▶ **DIRECTIVE**
Reproduce the lines of the material exactly, excluding every image.

▶ **EXCERPTED RECORDS**
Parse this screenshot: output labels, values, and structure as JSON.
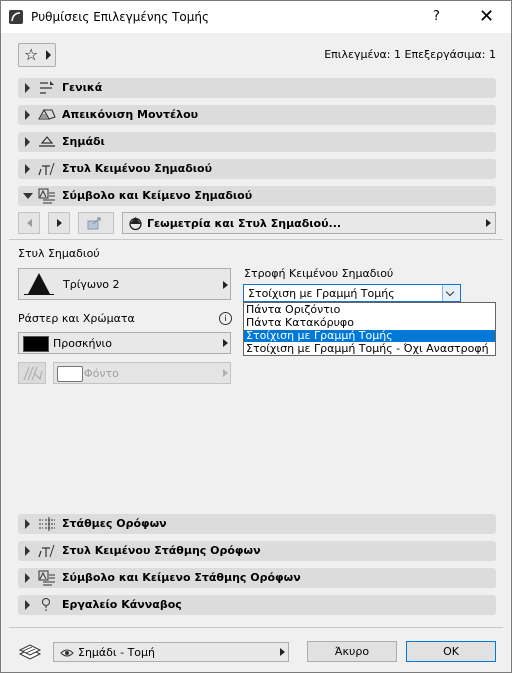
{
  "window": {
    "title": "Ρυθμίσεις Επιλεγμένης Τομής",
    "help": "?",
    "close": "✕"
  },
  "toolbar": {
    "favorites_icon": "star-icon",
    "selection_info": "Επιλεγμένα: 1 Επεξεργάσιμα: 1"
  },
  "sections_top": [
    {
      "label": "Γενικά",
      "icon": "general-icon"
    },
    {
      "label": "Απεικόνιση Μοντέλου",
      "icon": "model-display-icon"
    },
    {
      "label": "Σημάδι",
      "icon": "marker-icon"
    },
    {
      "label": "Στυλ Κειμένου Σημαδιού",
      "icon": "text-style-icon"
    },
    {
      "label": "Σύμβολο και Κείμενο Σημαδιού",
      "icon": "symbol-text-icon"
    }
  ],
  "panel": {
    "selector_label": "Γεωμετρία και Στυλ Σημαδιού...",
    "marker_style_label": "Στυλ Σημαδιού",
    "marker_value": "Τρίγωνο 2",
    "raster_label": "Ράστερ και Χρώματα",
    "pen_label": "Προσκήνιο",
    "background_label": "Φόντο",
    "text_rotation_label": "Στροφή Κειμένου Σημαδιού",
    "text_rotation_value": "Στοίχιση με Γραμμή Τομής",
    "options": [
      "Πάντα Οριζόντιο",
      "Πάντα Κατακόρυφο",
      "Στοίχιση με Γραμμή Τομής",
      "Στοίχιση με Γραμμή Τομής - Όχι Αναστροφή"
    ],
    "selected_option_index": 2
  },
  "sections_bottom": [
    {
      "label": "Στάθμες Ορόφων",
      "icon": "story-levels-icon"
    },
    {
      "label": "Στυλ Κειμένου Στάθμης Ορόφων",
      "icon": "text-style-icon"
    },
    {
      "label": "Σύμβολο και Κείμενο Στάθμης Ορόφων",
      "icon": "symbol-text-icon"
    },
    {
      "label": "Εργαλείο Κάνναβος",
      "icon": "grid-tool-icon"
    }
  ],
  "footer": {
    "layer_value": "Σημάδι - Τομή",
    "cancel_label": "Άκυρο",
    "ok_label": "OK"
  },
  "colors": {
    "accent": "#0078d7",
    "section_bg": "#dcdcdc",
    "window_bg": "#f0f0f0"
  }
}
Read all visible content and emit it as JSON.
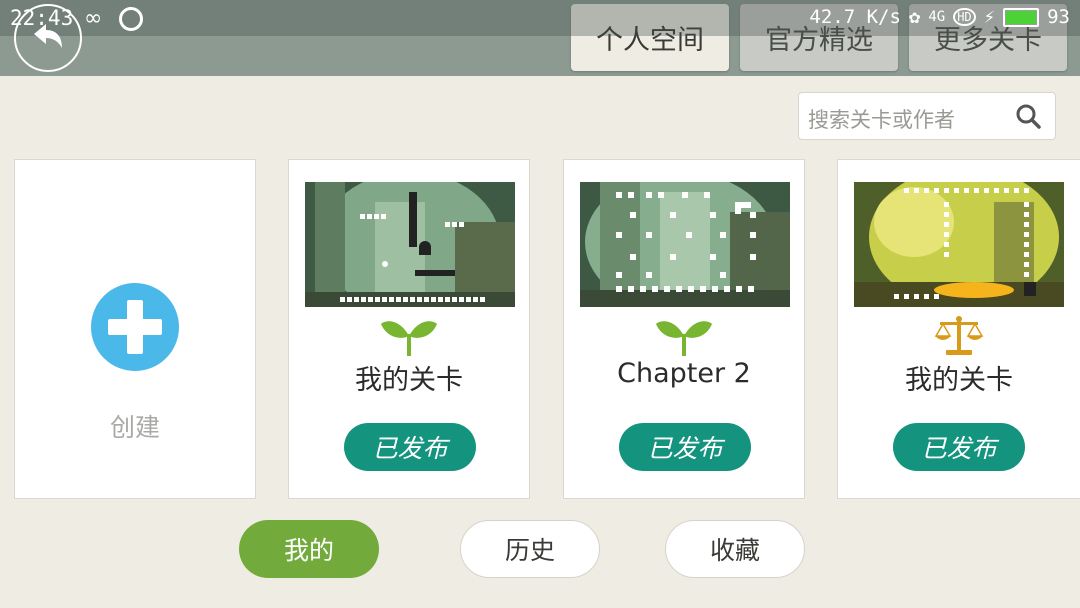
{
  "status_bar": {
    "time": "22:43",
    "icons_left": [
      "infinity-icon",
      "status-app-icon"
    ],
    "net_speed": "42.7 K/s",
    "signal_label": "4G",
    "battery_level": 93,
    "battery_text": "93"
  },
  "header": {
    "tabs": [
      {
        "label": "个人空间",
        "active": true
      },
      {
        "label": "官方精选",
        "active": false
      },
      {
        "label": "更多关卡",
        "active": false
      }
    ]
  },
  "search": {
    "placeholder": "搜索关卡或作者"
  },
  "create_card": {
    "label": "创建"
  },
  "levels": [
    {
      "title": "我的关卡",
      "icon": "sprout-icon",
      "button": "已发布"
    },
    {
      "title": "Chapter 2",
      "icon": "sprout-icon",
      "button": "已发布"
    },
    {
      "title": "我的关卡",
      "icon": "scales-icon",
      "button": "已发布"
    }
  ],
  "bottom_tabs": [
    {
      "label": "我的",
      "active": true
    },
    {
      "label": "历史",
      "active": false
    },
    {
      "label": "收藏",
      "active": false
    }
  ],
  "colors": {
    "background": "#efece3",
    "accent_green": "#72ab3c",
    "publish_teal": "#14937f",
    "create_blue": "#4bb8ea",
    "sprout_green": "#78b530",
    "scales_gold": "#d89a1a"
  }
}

▶ **ANSWER**
Parse this screenshot: output labels, values, and structure as JSON.
{
  "window": {
    "title": "Ρυθμίσεις Επιλεγμένης Τομής",
    "help": "?",
    "close": "✕"
  },
  "toolbar": {
    "favorites_icon": "star-icon",
    "selection_info": "Επιλεγμένα: 1 Επεξεργάσιμα: 1"
  },
  "sections_top": [
    {
      "label": "Γενικά",
      "icon": "general-icon"
    },
    {
      "label": "Απεικόνιση Μοντέλου",
      "icon": "model-display-icon"
    },
    {
      "label": "Σημάδι",
      "icon": "marker-icon"
    },
    {
      "label": "Στυλ Κειμένου Σημαδιού",
      "icon": "text-style-icon"
    },
    {
      "label": "Σύμβολο και Κείμενο Σημαδιού",
      "icon": "symbol-text-icon"
    }
  ],
  "panel": {
    "selector_label": "Γεωμετρία και Στυλ Σημαδιού...",
    "marker_style_label": "Στυλ Σημαδιού",
    "marker_value": "Τρίγωνο 2",
    "raster_label": "Ράστερ και Χρώματα",
    "pen_label": "Προσκήνιο",
    "background_label": "Φόντο",
    "text_rotation_label": "Στροφή Κειμένου Σημαδιού",
    "text_rotation_value": "Στοίχιση με Γραμμή Τομής",
    "options": [
      "Πάντα Οριζόντιο",
      "Πάντα Κατακόρυφο",
      "Στοίχιση με Γραμμή Τομής",
      "Στοίχιση με Γραμμή Τομής - Όχι Αναστροφή"
    ],
    "selected_option_index": 2
  },
  "sections_bottom": [
    {
      "label": "Στάθμες Ορόφων",
      "icon": "story-levels-icon"
    },
    {
      "label": "Στυλ Κειμένου Στάθμης Ορόφων",
      "icon": "text-style-icon"
    },
    {
      "label": "Σύμβολο και Κείμενο Στάθμης Ορόφων",
      "icon": "symbol-text-icon"
    },
    {
      "label": "Εργαλείο Κάνναβος",
      "icon": "grid-tool-icon"
    }
  ],
  "footer": {
    "layer_value": "Σημάδι - Τομή",
    "cancel_label": "Άκυρο",
    "ok_label": "OK"
  },
  "colors": {
    "accent": "#0078d7",
    "section_bg": "#dcdcdc",
    "window_bg": "#f0f0f0"
  }
}
Read all visible content and emit it as JSON.
{
  "status_bar": {
    "time": "22:43",
    "icons_left": [
      "infinity-icon",
      "status-app-icon"
    ],
    "net_speed": "42.7 K/s",
    "signal_label": "4G",
    "battery_level": 93,
    "battery_text": "93"
  },
  "header": {
    "tabs": [
      {
        "label": "个人空间",
        "active": true
      },
      {
        "label": "官方精选",
        "active": false
      },
      {
        "label": "更多关卡",
        "active": false
      }
    ]
  },
  "search": {
    "placeholder": "搜索关卡或作者"
  },
  "create_card": {
    "label": "创建"
  },
  "levels": [
    {
      "title": "我的关卡",
      "icon": "sprout-icon",
      "button": "已发布"
    },
    {
      "title": "Chapter 2",
      "icon": "sprout-icon",
      "button": "已发布"
    },
    {
      "title": "我的关卡",
      "icon": "scales-icon",
      "button": "已发布"
    }
  ],
  "bottom_tabs": [
    {
      "label": "我的",
      "active": true
    },
    {
      "label": "历史",
      "active": false
    },
    {
      "label": "收藏",
      "active": false
    }
  ],
  "colors": {
    "background": "#efece3",
    "accent_green": "#72ab3c",
    "publish_teal": "#14937f",
    "create_blue": "#4bb8ea",
    "sprout_green": "#78b530",
    "scales_gold": "#d89a1a"
  }
}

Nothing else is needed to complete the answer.